* Items *
===
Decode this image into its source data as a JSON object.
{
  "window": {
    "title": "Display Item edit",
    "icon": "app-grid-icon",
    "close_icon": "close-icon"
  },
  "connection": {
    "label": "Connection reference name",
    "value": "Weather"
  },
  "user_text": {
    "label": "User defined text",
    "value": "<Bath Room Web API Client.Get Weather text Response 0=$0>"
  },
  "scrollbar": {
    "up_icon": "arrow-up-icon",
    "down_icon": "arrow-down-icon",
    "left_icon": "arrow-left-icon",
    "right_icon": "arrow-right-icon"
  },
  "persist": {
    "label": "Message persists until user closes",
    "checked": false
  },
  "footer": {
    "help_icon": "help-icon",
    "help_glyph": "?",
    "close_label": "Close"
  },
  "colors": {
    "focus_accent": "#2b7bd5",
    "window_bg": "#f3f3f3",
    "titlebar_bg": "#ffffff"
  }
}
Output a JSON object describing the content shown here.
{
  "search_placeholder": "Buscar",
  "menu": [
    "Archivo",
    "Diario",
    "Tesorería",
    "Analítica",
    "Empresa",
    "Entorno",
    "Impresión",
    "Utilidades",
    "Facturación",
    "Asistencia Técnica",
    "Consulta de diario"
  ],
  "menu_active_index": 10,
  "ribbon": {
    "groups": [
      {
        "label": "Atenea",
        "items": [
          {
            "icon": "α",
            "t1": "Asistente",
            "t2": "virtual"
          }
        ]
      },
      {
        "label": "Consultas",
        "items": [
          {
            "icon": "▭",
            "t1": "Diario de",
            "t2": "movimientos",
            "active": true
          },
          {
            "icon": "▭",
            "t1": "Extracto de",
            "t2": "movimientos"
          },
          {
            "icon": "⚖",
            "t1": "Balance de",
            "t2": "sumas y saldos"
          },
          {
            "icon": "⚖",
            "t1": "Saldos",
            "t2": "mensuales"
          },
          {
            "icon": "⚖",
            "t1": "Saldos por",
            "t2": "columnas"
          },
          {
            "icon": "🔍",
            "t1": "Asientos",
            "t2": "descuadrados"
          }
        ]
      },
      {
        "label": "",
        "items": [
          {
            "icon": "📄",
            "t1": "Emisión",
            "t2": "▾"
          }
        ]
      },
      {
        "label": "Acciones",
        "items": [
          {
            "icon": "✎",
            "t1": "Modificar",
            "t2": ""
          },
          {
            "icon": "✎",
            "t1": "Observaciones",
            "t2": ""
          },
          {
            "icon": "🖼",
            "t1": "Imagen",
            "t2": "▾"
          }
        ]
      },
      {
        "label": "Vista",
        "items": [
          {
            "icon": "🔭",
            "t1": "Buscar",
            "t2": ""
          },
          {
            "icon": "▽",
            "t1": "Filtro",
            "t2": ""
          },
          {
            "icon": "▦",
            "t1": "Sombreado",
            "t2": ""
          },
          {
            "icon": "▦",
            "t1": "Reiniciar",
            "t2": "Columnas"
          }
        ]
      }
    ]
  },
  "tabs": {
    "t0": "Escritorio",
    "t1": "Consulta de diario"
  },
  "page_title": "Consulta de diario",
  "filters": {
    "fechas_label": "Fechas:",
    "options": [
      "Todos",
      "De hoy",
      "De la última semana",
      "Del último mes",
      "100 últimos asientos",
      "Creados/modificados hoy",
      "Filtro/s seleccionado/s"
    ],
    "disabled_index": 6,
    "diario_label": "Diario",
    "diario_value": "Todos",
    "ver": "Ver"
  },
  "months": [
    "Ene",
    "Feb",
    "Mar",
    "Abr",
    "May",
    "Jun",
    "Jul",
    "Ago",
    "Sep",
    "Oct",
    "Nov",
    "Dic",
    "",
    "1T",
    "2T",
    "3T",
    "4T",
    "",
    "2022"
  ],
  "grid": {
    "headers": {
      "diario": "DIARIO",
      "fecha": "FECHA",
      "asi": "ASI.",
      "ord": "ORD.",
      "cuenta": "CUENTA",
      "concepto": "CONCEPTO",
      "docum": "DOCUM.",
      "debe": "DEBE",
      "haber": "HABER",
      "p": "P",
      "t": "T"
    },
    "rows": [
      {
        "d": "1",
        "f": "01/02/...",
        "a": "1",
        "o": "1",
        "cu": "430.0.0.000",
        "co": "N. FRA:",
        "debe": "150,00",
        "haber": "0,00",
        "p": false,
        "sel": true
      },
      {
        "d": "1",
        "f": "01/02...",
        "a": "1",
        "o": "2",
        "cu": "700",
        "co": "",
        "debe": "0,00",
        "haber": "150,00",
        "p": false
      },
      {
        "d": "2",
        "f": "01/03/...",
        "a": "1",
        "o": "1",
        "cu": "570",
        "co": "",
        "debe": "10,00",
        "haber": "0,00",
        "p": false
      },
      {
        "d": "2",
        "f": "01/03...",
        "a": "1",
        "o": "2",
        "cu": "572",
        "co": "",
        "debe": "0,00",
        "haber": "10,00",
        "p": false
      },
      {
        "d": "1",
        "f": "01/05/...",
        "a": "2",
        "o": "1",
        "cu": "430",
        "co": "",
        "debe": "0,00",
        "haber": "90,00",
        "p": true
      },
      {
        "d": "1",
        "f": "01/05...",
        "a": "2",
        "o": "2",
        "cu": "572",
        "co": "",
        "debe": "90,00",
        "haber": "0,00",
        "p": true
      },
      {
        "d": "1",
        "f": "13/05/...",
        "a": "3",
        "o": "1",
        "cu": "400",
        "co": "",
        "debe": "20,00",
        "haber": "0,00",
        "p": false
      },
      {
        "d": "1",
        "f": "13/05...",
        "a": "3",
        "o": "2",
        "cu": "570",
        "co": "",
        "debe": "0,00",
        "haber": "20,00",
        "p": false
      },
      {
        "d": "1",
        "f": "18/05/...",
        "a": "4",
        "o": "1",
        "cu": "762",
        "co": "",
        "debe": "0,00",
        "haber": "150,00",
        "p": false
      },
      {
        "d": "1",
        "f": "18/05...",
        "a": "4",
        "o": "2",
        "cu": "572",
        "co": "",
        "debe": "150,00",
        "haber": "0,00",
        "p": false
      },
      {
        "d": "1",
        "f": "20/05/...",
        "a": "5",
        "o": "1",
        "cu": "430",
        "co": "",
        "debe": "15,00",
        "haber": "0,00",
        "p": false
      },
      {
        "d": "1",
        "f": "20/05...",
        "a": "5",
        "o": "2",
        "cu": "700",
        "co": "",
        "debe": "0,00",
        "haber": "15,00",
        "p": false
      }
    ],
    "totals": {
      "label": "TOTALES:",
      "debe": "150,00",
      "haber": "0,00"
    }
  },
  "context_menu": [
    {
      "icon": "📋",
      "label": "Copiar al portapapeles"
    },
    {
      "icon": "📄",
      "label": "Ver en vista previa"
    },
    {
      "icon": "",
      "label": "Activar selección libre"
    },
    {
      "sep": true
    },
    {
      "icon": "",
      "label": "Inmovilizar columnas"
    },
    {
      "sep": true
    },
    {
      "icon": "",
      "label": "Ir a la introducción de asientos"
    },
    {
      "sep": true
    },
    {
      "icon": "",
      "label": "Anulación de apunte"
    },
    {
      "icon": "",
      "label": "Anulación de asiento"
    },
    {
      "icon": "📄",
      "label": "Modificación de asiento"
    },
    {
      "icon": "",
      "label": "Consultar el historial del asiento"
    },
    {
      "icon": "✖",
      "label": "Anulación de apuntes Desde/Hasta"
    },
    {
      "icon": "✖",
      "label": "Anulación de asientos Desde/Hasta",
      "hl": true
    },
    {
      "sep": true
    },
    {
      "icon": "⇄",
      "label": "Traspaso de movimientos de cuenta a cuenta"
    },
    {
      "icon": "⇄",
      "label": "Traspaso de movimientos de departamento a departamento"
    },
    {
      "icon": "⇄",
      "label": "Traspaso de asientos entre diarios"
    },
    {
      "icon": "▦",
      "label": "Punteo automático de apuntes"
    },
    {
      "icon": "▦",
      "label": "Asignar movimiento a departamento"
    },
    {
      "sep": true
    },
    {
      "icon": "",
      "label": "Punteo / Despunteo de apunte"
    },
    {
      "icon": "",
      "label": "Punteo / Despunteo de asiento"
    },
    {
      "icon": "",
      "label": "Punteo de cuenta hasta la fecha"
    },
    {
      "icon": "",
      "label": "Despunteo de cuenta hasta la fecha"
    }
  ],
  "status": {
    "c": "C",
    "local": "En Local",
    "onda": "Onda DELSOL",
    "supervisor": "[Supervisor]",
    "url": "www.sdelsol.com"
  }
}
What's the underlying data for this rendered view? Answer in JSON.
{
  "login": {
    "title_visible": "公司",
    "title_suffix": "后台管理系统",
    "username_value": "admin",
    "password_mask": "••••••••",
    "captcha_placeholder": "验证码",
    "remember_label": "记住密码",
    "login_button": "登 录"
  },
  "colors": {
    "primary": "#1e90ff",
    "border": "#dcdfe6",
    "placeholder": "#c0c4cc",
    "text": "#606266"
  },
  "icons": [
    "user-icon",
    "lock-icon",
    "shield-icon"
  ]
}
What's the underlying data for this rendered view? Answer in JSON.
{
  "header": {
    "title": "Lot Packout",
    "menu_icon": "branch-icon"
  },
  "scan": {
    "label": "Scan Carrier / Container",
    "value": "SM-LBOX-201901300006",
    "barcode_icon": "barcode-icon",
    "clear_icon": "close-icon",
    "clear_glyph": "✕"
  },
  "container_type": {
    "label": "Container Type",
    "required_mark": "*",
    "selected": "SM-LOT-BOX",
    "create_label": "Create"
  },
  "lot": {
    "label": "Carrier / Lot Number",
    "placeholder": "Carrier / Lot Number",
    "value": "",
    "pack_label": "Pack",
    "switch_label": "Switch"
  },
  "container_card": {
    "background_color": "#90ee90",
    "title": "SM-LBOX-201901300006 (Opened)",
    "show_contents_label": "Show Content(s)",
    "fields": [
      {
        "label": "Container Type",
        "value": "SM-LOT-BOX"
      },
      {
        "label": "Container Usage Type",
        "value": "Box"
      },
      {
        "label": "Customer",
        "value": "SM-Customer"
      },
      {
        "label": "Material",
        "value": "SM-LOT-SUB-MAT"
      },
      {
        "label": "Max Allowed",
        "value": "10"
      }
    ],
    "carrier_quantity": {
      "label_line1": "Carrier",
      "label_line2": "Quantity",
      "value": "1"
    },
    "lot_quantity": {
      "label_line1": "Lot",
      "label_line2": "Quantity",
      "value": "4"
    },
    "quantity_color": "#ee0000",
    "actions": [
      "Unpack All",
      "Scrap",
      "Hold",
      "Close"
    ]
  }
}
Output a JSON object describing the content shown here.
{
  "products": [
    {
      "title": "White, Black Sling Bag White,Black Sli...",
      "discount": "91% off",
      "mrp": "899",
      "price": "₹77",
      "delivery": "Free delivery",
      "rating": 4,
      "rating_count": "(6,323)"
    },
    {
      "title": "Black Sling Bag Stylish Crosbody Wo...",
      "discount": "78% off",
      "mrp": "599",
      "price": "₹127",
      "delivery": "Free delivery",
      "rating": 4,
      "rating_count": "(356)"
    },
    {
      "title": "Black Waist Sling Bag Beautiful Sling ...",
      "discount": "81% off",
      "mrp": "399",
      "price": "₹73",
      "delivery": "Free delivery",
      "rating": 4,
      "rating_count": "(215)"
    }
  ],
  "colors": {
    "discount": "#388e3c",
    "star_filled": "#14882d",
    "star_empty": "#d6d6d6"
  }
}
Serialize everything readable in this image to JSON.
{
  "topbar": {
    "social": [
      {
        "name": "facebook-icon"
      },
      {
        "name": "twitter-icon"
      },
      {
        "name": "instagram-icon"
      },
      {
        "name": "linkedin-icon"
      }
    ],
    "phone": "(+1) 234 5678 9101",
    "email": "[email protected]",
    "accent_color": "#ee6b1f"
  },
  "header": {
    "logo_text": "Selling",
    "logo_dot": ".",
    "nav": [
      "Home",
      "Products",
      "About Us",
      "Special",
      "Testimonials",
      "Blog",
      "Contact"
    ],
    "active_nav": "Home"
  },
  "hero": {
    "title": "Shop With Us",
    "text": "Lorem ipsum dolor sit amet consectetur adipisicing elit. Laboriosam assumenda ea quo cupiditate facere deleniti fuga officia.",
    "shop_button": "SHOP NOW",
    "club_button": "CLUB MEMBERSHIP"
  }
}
===
* What needs to be done *
Provide the count, and nothing else, of lines in the data above where the word "departamento" occurs.

* Solution to this exercise *
2